* Stated task:
Every record below should be transcribed exactly. Omit the images.

Stored records:

# # # # # # #

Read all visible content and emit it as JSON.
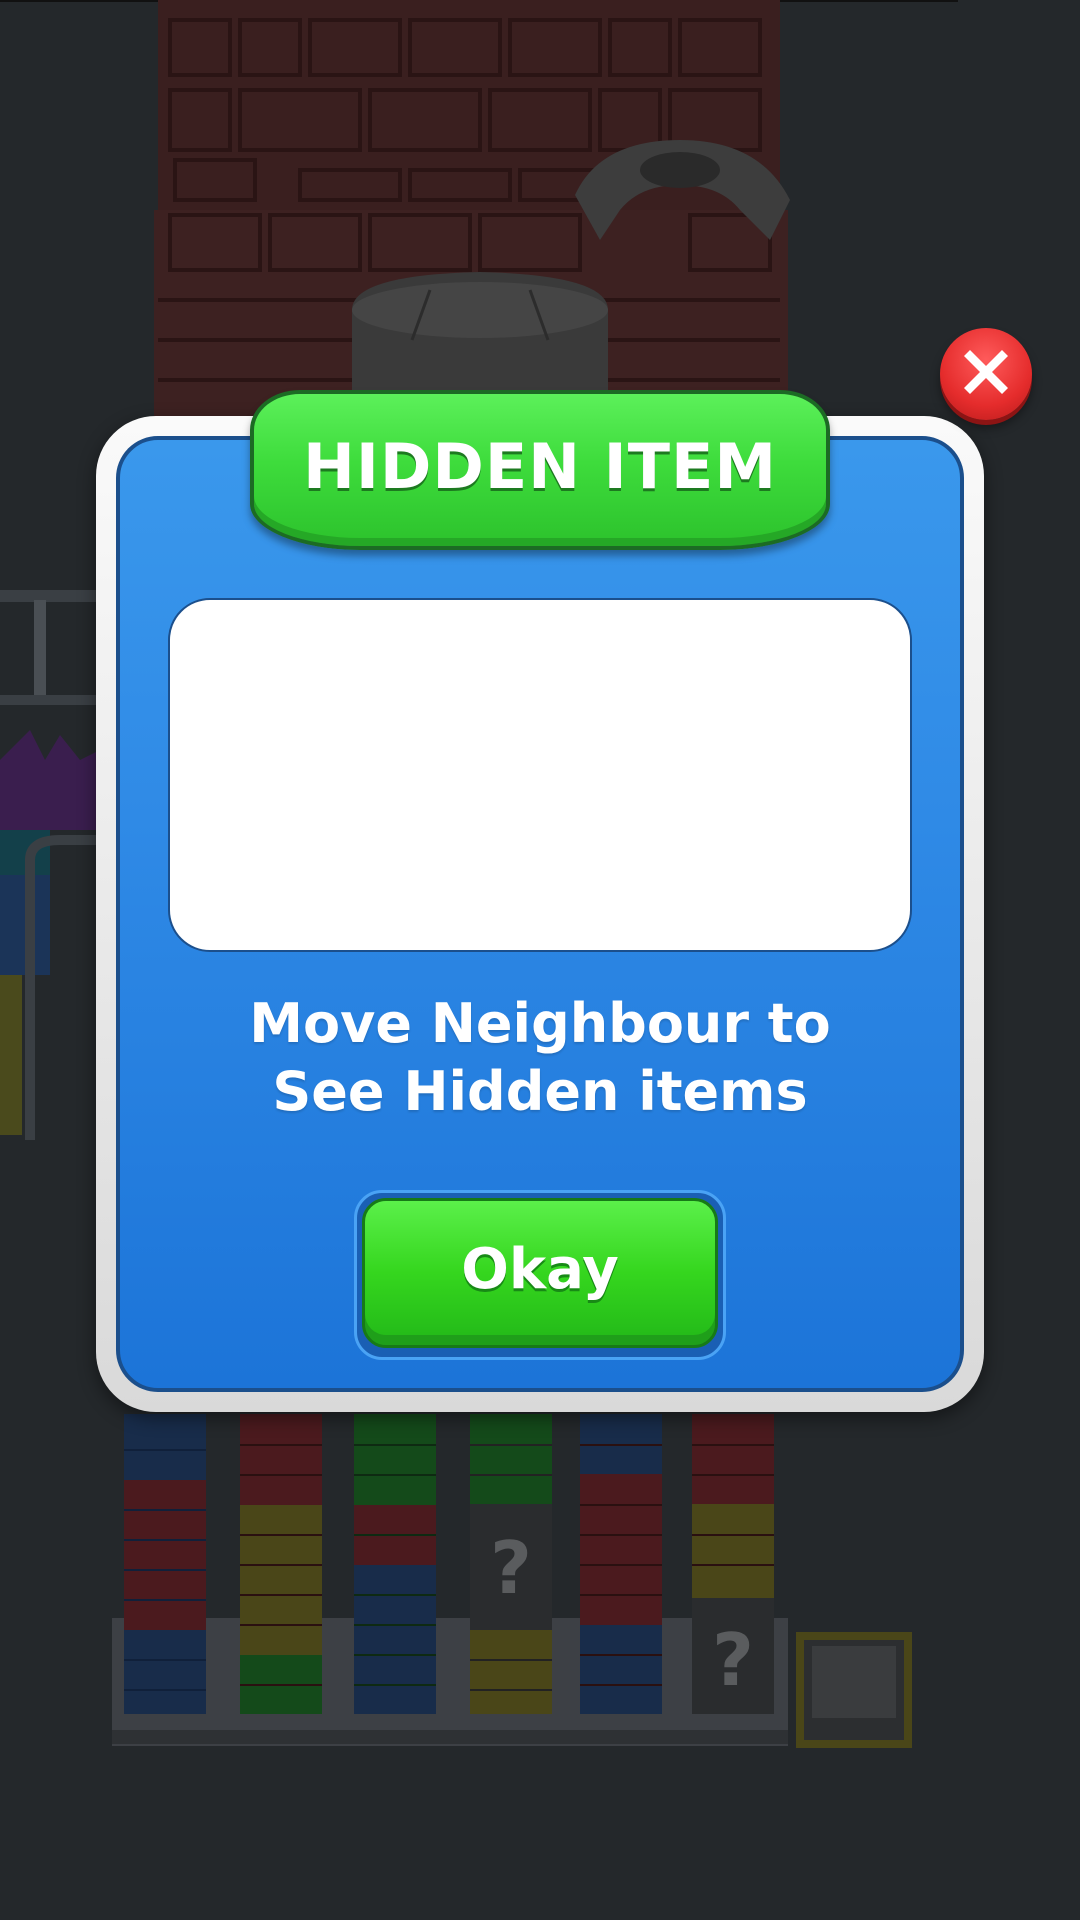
{
  "dialog": {
    "title": "HIDDEN ITEM",
    "message_line1": "Move Neighbour to",
    "message_line2": "See Hidden items",
    "okay_label": "Okay"
  },
  "board": {
    "hidden_marker": "?"
  },
  "colors": {
    "panel_blue": "#2f8ae6",
    "banner_green": "#3edc3c",
    "button_green": "#35d61e",
    "close_red": "#e52c2c",
    "backdrop": "#24282b"
  },
  "icons": {
    "close": "close-icon"
  }
}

# # # # # # #

* Result of this task:
Read all visible content and emit it as JSON.
{
  "dialog": {
    "title": "HIDDEN ITEM",
    "message_line1": "Move Neighbour to",
    "message_line2": "See Hidden items",
    "okay_label": "Okay"
  },
  "board": {
    "hidden_marker": "?"
  },
  "colors": {
    "panel_blue": "#2f8ae6",
    "banner_green": "#3edc3c",
    "button_green": "#35d61e",
    "close_red": "#e52c2c",
    "backdrop": "#24282b"
  },
  "icons": {
    "close": "close-icon"
  }
}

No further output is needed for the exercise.